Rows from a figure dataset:

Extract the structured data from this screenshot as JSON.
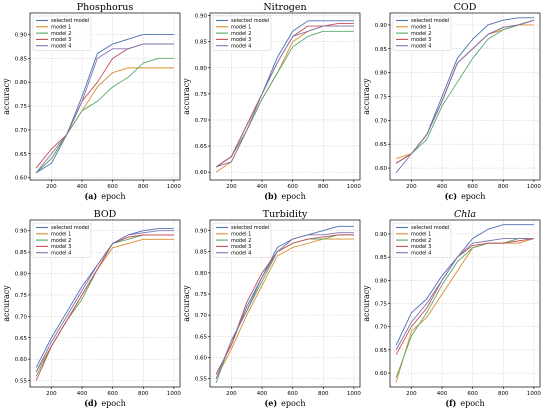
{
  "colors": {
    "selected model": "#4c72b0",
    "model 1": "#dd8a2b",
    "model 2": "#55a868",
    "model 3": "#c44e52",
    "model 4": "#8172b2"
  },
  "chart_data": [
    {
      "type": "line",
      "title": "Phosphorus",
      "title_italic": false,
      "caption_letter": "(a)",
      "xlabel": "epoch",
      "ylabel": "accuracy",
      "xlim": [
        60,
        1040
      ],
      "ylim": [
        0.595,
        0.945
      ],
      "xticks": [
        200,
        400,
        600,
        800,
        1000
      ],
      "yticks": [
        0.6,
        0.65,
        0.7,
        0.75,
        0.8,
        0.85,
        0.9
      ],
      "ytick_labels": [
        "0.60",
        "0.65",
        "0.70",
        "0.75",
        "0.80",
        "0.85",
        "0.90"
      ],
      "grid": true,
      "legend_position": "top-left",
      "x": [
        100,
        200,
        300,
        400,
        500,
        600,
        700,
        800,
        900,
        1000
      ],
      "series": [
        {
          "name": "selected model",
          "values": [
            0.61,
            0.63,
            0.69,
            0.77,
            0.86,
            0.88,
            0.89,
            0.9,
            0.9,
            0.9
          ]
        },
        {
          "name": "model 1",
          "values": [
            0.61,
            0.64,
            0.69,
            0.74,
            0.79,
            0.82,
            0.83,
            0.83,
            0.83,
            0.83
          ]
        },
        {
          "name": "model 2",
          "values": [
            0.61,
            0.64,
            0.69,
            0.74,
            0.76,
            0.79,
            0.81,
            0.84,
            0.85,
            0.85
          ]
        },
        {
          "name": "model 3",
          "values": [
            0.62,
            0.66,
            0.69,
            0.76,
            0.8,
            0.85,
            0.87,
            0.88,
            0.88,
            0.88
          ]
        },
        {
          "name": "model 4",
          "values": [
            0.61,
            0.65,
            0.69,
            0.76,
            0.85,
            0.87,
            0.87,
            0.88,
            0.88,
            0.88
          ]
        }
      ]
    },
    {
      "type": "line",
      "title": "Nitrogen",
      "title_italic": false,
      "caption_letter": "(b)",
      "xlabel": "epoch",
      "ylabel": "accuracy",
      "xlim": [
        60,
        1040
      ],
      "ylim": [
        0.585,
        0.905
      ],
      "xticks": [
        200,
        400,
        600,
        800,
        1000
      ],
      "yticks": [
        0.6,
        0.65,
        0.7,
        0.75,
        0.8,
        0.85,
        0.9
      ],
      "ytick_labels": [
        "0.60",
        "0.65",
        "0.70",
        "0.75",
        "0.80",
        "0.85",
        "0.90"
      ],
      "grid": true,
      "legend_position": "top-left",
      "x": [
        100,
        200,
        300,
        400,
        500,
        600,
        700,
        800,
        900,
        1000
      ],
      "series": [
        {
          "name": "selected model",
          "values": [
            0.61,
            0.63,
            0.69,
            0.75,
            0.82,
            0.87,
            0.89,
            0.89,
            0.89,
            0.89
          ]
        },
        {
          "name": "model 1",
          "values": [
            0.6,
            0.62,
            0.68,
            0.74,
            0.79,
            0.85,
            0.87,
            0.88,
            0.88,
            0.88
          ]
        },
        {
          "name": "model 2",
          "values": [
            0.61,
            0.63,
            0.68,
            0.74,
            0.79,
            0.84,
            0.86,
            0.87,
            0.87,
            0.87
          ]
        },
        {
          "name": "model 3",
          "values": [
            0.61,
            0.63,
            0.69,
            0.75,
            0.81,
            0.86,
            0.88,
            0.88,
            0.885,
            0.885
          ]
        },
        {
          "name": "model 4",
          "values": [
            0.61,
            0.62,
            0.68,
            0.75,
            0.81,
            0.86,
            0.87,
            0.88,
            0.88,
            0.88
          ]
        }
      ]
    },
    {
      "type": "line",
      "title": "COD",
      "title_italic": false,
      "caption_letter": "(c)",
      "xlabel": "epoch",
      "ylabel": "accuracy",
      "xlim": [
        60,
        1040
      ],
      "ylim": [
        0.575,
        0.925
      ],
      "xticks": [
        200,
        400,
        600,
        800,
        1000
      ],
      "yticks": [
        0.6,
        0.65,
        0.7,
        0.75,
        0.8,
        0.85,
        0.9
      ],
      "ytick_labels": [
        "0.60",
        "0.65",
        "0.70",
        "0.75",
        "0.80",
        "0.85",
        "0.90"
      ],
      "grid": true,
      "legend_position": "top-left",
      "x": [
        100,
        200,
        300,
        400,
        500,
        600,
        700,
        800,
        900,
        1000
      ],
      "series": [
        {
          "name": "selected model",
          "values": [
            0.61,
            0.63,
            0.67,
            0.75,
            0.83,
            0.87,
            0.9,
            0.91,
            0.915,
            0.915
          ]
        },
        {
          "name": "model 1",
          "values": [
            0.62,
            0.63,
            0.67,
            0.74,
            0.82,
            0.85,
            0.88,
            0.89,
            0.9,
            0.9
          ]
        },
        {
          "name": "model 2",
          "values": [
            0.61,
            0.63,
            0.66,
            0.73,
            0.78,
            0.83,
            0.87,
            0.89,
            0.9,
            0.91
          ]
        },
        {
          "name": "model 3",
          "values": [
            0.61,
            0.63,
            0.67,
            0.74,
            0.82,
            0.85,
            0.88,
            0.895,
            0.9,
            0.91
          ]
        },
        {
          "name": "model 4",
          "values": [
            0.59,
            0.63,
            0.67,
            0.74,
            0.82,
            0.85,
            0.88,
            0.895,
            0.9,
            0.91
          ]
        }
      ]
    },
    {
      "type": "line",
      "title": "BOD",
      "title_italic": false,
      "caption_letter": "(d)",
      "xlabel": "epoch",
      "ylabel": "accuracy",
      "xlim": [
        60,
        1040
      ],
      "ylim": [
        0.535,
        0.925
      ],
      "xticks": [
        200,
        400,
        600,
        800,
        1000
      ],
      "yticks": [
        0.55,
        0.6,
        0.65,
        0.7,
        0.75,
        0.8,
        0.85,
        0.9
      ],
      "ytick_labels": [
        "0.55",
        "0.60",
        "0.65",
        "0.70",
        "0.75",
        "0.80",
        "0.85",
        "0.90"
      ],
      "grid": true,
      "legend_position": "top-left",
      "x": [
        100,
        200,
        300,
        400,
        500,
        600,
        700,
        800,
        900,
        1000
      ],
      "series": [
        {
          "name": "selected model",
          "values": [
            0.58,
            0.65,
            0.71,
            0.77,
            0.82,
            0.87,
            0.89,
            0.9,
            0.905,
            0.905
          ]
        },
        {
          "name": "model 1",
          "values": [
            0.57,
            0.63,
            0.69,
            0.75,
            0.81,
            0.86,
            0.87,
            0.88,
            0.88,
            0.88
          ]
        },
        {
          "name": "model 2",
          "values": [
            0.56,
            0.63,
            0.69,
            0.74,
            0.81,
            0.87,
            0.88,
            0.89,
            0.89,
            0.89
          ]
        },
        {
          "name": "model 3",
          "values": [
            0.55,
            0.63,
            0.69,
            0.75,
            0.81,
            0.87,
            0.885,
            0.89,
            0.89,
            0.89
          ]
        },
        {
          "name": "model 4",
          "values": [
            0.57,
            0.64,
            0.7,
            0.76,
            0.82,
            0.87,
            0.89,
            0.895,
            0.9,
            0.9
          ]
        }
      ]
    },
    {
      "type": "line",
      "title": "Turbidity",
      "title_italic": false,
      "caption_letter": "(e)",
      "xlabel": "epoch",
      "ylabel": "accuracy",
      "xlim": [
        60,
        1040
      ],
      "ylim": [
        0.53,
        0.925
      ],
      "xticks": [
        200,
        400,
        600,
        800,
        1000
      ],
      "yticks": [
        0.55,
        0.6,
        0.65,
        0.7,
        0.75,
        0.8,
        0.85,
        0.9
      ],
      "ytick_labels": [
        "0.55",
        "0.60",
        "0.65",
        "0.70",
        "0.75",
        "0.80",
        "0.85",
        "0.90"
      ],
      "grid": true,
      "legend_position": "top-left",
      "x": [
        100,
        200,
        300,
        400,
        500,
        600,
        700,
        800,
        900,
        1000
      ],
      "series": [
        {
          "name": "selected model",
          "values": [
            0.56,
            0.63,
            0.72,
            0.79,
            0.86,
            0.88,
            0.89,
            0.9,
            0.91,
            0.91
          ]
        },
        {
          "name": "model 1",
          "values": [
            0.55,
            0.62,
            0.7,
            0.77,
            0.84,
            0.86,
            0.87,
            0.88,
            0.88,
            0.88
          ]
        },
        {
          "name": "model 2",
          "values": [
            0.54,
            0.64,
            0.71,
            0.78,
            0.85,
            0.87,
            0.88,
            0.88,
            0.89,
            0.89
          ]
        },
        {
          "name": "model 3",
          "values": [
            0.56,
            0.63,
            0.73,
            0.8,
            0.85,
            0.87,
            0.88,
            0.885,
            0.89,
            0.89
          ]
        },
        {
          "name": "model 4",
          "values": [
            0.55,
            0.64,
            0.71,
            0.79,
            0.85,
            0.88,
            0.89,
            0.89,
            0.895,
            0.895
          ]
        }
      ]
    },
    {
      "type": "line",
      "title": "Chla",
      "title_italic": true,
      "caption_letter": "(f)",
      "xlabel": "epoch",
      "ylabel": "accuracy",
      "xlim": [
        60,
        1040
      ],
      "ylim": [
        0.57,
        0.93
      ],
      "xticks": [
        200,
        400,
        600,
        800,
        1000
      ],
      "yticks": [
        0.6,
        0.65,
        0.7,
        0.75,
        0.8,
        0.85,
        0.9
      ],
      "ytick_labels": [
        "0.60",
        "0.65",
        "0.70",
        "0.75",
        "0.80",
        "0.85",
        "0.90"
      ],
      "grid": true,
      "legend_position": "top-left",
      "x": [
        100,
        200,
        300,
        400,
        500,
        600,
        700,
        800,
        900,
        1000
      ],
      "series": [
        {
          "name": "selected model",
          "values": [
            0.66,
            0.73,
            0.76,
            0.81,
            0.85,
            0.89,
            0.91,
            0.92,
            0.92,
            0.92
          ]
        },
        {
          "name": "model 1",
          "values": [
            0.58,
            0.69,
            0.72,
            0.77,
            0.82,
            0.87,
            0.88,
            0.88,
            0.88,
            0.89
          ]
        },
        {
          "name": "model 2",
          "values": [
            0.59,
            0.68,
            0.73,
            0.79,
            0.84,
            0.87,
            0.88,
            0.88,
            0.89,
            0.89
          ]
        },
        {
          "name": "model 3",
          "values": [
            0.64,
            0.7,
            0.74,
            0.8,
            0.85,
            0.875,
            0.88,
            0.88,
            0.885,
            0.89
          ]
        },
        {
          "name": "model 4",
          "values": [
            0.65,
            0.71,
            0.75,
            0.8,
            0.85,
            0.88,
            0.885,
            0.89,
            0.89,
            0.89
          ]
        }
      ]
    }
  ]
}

---

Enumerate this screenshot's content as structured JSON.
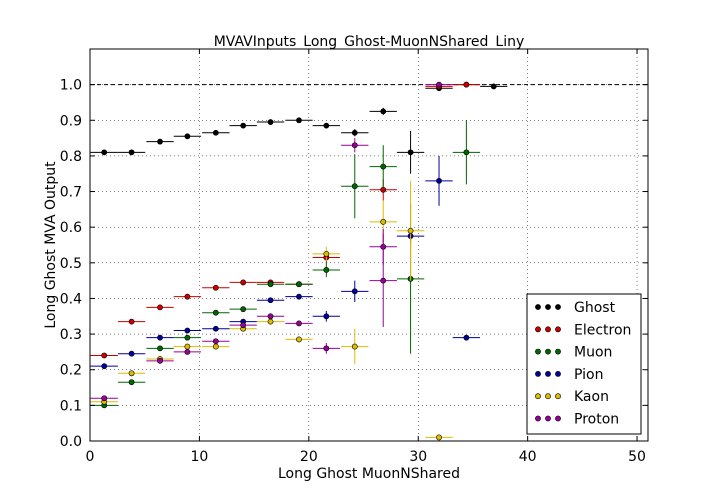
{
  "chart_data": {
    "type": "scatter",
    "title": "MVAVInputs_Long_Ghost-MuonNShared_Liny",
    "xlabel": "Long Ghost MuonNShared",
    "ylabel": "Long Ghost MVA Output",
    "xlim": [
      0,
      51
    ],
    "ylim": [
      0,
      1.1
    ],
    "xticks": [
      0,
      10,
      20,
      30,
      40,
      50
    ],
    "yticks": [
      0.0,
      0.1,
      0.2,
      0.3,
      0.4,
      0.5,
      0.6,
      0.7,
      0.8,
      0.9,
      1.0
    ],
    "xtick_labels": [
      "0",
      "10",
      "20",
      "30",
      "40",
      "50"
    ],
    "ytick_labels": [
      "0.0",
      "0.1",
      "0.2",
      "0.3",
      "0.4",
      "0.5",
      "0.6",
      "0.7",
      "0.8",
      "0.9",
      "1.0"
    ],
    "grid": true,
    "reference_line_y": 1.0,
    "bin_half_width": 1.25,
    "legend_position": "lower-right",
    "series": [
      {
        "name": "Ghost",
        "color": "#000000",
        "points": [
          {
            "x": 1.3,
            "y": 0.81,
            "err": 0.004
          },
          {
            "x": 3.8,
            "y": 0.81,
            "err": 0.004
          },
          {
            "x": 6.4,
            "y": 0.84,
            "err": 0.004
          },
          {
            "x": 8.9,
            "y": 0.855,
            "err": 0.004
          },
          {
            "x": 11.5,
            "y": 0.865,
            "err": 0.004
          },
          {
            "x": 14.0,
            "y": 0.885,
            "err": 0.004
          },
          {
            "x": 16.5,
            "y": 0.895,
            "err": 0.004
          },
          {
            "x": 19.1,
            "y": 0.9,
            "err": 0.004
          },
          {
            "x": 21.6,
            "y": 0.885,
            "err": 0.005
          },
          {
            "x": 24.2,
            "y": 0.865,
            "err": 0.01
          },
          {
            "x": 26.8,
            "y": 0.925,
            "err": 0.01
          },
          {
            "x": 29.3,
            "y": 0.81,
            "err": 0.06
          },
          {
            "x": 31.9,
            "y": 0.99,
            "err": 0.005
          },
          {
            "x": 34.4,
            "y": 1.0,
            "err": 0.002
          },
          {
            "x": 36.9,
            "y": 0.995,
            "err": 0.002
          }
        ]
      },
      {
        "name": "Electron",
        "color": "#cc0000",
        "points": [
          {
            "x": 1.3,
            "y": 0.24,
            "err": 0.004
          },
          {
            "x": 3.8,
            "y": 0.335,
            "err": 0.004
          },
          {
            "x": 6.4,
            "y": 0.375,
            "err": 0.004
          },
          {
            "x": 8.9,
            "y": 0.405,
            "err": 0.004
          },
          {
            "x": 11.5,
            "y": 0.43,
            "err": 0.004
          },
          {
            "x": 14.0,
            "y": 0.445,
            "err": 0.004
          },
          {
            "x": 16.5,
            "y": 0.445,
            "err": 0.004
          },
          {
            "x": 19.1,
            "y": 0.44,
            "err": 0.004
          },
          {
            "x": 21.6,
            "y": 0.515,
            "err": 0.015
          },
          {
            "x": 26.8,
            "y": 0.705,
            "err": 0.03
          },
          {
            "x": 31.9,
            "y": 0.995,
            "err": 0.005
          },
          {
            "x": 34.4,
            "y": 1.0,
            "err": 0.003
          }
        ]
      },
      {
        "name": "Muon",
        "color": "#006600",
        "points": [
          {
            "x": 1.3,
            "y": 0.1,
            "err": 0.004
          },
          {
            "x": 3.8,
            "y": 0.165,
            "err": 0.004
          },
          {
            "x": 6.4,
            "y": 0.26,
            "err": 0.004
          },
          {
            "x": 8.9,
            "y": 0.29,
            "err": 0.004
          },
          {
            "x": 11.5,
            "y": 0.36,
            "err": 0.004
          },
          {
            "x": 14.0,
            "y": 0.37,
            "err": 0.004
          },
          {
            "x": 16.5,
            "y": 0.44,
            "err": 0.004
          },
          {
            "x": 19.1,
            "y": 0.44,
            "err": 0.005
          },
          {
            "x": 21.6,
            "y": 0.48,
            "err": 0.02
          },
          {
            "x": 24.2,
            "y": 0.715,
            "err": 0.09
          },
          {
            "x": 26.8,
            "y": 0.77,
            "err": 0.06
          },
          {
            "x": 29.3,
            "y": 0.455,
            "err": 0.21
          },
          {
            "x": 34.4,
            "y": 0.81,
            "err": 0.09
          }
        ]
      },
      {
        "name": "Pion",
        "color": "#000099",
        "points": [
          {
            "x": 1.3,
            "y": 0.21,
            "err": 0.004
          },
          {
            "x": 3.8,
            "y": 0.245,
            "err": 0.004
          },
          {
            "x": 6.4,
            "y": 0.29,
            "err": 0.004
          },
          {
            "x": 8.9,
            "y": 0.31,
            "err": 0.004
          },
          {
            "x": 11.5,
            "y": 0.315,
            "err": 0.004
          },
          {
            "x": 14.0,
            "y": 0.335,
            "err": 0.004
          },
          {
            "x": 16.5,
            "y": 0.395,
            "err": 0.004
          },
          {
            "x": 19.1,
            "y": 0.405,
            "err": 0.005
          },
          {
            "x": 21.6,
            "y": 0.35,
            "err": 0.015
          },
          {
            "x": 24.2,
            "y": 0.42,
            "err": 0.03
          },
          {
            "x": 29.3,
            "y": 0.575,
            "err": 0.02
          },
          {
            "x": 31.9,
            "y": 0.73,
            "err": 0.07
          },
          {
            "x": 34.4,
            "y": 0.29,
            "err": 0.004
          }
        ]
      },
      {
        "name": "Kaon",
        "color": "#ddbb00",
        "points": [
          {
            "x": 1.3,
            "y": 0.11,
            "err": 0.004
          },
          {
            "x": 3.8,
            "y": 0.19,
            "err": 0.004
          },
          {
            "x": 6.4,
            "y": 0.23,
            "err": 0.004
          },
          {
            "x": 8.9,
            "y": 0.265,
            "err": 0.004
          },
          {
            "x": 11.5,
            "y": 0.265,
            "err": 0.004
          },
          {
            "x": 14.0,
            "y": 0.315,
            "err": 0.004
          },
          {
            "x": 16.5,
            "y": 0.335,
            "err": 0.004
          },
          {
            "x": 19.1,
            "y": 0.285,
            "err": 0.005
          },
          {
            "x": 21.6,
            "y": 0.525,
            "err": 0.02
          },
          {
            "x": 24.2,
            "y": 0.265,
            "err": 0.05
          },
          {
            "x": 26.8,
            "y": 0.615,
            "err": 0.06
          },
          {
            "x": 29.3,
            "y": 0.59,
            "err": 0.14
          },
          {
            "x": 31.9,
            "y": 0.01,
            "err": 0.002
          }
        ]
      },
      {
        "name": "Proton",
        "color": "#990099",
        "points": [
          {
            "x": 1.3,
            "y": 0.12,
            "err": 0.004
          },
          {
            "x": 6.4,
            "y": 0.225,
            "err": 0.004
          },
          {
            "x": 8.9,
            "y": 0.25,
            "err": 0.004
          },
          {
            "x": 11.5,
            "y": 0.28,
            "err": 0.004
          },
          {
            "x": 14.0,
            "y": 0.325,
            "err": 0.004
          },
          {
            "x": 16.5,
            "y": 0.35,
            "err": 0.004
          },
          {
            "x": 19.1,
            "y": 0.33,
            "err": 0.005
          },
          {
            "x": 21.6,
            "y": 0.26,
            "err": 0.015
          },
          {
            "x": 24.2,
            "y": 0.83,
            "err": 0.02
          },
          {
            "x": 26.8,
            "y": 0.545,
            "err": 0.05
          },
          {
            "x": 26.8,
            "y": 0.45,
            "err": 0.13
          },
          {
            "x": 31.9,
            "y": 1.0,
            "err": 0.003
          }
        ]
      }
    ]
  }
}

■ **TASK PROMPT**:
Report how many lines in the records hold the word "JSON", giving the number and nothing else.

■ **FINAL RESULT**:
2